*Data records:*
[BEGIN]

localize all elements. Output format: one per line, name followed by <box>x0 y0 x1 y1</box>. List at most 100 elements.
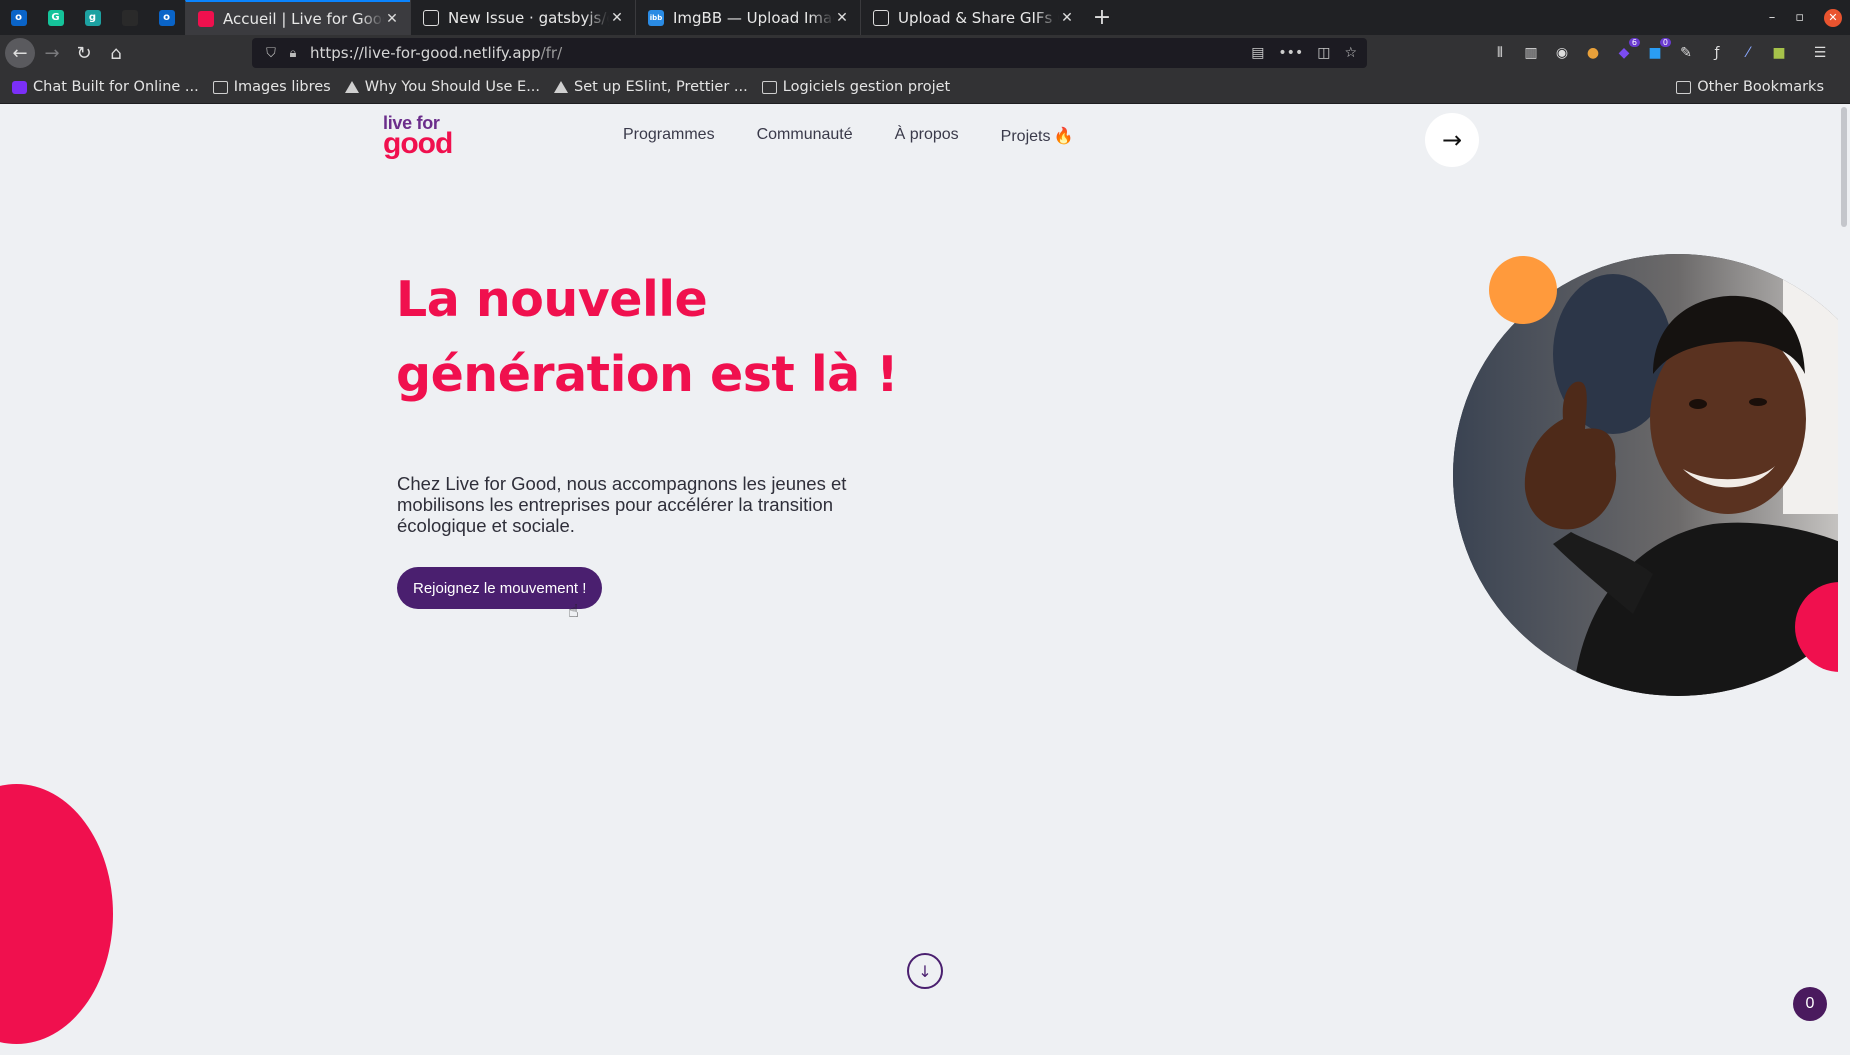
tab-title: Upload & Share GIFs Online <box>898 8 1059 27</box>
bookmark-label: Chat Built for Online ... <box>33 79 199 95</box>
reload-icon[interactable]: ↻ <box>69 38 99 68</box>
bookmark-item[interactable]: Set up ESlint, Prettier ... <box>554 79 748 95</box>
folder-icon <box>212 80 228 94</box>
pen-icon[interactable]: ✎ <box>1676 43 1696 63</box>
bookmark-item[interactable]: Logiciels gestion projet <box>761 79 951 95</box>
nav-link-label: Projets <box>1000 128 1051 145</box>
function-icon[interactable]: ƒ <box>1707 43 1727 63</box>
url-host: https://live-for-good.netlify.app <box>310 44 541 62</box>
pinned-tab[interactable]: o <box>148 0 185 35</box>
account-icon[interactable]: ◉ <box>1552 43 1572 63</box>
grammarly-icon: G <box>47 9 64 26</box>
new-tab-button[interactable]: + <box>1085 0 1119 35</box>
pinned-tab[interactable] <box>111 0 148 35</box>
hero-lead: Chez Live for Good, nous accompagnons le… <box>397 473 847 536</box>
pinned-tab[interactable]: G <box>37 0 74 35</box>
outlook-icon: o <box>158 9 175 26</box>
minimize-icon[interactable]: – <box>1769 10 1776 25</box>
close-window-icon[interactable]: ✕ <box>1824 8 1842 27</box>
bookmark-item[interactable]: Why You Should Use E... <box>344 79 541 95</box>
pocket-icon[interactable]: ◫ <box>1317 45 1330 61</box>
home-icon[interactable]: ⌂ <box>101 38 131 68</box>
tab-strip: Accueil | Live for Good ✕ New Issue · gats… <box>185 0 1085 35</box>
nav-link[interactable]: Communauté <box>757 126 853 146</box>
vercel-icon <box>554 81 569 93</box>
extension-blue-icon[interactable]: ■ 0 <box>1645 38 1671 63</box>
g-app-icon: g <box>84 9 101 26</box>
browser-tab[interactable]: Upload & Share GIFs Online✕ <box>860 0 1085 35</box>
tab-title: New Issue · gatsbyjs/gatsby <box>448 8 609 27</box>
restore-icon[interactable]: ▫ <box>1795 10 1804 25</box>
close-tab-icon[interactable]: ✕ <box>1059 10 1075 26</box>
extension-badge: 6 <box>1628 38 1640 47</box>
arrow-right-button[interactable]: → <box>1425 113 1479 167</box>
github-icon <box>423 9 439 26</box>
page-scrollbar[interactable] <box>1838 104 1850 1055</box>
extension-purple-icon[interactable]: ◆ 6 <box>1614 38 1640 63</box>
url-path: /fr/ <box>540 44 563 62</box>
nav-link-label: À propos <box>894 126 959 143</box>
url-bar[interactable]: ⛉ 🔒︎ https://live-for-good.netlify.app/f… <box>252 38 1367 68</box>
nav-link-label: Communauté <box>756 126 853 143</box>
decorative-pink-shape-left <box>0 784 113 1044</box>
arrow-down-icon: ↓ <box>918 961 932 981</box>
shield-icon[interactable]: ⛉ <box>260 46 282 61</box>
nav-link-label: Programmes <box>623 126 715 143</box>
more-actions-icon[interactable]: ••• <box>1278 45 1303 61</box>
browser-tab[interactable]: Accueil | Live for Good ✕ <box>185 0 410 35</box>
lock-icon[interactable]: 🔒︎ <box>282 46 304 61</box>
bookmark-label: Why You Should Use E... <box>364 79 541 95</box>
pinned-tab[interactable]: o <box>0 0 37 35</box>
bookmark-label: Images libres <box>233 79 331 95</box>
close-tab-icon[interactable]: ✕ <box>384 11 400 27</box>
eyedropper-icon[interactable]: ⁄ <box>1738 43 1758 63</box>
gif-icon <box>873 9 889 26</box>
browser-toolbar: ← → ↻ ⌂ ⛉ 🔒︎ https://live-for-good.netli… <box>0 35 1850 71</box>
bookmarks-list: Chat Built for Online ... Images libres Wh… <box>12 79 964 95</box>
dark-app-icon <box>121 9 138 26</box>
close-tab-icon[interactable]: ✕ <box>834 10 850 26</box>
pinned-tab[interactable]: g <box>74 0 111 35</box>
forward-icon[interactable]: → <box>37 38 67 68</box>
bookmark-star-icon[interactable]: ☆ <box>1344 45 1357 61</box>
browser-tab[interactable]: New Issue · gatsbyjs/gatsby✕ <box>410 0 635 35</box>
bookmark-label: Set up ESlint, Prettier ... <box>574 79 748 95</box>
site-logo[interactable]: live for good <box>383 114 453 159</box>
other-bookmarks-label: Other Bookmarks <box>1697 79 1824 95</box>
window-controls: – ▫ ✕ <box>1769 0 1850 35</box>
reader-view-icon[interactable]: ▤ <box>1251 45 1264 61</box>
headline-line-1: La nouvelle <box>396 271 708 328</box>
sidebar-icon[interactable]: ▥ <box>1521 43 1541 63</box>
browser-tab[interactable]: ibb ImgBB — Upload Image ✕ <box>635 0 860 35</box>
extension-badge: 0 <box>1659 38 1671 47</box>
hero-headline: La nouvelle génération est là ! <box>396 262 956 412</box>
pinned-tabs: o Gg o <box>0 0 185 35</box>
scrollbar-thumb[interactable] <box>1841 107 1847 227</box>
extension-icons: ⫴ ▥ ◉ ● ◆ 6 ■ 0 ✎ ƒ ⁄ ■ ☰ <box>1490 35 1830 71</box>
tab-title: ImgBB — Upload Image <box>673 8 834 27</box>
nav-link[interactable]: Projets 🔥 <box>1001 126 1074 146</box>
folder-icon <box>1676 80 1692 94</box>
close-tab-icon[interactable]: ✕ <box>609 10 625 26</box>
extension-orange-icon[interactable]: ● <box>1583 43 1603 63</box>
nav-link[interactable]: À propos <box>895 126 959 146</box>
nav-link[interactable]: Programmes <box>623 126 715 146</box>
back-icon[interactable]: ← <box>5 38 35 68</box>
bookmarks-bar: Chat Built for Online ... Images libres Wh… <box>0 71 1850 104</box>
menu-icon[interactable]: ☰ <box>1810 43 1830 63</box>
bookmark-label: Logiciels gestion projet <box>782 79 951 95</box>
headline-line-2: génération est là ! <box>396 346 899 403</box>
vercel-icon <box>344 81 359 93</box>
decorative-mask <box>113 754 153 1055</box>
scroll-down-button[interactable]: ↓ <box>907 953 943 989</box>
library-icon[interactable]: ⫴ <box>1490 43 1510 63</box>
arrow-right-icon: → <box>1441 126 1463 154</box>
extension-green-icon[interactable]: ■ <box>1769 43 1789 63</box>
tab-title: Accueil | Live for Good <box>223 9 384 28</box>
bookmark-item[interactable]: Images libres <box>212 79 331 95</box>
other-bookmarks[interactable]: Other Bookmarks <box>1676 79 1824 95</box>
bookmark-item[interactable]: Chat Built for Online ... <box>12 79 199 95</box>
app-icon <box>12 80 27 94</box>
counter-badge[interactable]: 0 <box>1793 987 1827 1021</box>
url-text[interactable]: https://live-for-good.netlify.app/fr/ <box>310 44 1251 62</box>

[END]
[BEGIN]

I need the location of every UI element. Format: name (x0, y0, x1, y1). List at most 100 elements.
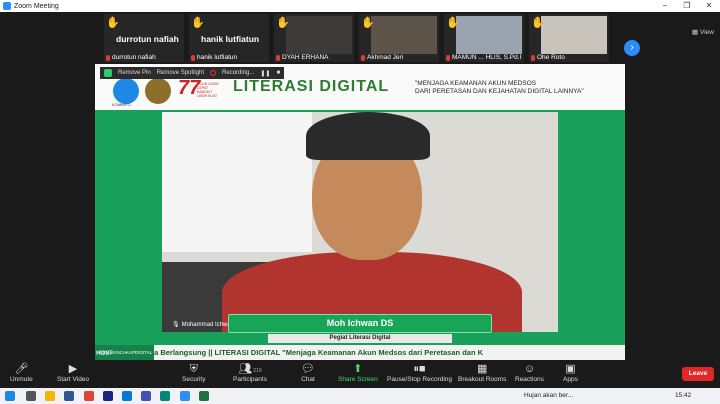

[END]
[BEGIN]

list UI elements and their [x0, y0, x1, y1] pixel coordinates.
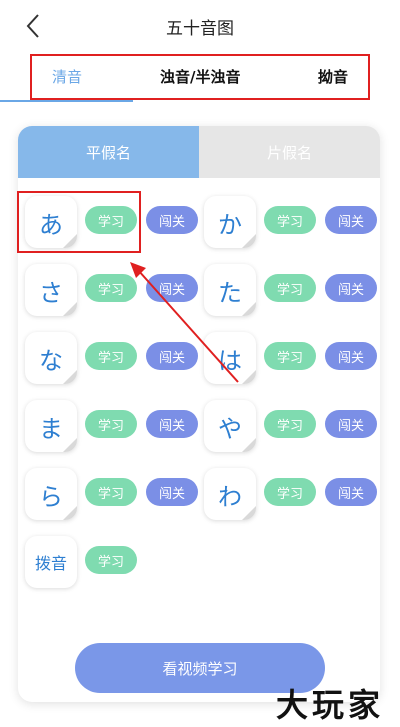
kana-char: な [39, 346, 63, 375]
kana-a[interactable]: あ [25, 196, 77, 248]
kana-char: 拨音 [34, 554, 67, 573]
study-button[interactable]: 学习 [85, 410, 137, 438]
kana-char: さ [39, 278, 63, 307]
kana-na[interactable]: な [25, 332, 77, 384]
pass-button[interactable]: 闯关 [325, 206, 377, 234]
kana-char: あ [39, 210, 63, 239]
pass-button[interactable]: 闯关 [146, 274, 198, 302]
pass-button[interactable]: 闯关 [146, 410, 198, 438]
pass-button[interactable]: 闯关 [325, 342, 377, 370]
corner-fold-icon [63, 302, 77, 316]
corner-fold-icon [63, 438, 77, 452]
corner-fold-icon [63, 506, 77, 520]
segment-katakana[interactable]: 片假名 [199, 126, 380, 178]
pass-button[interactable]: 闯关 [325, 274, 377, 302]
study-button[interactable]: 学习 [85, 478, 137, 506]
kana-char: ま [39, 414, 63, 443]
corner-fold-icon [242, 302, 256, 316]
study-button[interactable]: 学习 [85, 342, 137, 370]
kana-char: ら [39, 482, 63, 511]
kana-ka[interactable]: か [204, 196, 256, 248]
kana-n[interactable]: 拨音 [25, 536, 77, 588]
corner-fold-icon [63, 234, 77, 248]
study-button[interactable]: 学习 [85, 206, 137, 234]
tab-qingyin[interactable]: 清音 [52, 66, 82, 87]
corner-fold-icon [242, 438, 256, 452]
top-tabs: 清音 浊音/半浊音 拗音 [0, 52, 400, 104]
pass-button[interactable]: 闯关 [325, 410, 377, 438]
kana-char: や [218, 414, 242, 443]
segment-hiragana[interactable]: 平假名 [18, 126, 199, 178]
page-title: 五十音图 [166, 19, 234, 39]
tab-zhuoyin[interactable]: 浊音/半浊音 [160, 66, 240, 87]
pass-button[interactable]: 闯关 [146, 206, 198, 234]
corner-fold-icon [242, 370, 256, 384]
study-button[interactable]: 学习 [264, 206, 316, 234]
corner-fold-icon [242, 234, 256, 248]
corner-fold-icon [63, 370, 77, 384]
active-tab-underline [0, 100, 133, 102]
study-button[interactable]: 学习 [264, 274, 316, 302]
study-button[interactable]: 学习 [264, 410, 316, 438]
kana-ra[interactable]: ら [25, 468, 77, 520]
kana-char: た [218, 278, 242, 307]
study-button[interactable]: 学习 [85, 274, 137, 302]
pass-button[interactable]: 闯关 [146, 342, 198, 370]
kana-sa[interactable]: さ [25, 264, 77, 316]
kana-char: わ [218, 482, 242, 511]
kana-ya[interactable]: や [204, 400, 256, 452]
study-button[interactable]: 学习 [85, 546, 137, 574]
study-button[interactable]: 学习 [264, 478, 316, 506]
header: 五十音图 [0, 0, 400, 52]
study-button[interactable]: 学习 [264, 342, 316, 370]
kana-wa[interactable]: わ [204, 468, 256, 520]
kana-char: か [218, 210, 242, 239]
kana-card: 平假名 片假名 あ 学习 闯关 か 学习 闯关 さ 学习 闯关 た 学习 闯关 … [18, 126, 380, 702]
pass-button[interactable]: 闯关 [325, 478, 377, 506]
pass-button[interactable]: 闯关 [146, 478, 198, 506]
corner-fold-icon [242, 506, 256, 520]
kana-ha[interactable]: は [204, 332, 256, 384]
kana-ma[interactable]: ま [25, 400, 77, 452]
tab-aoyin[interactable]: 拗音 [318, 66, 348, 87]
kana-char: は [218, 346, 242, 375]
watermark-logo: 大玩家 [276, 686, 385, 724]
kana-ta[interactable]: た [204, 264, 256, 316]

[END]

Reproduce the items from the line with "localize all elements." to the line with "github-icon <box>423 9 439 26</box>" with no changes, omitting the pictures.

localize all elements. Output format: one per line, name followed by <box>x0 y0 x1 y1</box>. List at most 100 elements.
tab-title: Upload & Share GIFs Online <box>898 8 1059 27</box>
bookmark-label: Chat Built for Online ... <box>33 79 199 95</box>
reload-icon[interactable]: ↻ <box>69 38 99 68</box>
bookmark-item[interactable]: Set up ESlint, Prettier ... <box>554 79 748 95</box>
folder-icon <box>212 80 228 94</box>
pen-icon[interactable]: ✎ <box>1676 43 1696 63</box>
bookmark-item[interactable]: Logiciels gestion projet <box>761 79 951 95</box>
nav-link-label: Projets <box>1000 128 1051 145</box>
function-icon[interactable]: ƒ <box>1707 43 1727 63</box>
url-host: https://live-for-good.netlify.app <box>310 44 541 62</box>
pinned-tab[interactable]: o <box>148 0 185 35</box>
account-icon[interactable]: ◉ <box>1552 43 1572 63</box>
grammarly-icon: G <box>47 9 64 26</box>
new-tab-button[interactable]: + <box>1085 0 1119 35</box>
pinned-tab[interactable] <box>111 0 148 35</box>
hero-lead: Chez Live for Good, nous accompagnons le… <box>397 473 847 536</box>
pinned-tab[interactable]: G <box>37 0 74 35</box>
outlook-icon: o <box>158 9 175 26</box>
minimize-icon[interactable]: – <box>1769 10 1776 25</box>
close-window-icon[interactable]: ✕ <box>1824 8 1842 27</box>
bookmark-item[interactable]: Why You Should Use E... <box>344 79 541 95</box>
pocket-icon[interactable]: ◫ <box>1317 45 1330 61</box>
home-icon[interactable]: ⌂ <box>101 38 131 68</box>
tab-strip: Accueil | Live for Good ✕ New Issue · gats… <box>185 0 1085 35</box>
nav-link[interactable]: Communauté <box>757 126 853 146</box>
vercel-icon <box>554 81 569 93</box>
extension-blue-icon[interactable]: ■ 0 <box>1645 38 1671 63</box>
g-app-icon: g <box>84 9 101 26</box>
browser-tab[interactable]: Upload & Share GIFs Online✕ <box>860 0 1085 35</box>
tab-title: New Issue · gatsbyjs/gatsby <box>448 8 609 27</box>
restore-icon[interactable]: ▫ <box>1795 10 1804 25</box>
close-tab-icon[interactable]: ✕ <box>1059 10 1075 26</box>
extension-badge: 6 <box>1628 38 1640 47</box>
arrow-right-button[interactable]: → <box>1425 113 1479 167</box>
github-icon <box>423 9 439 26</box>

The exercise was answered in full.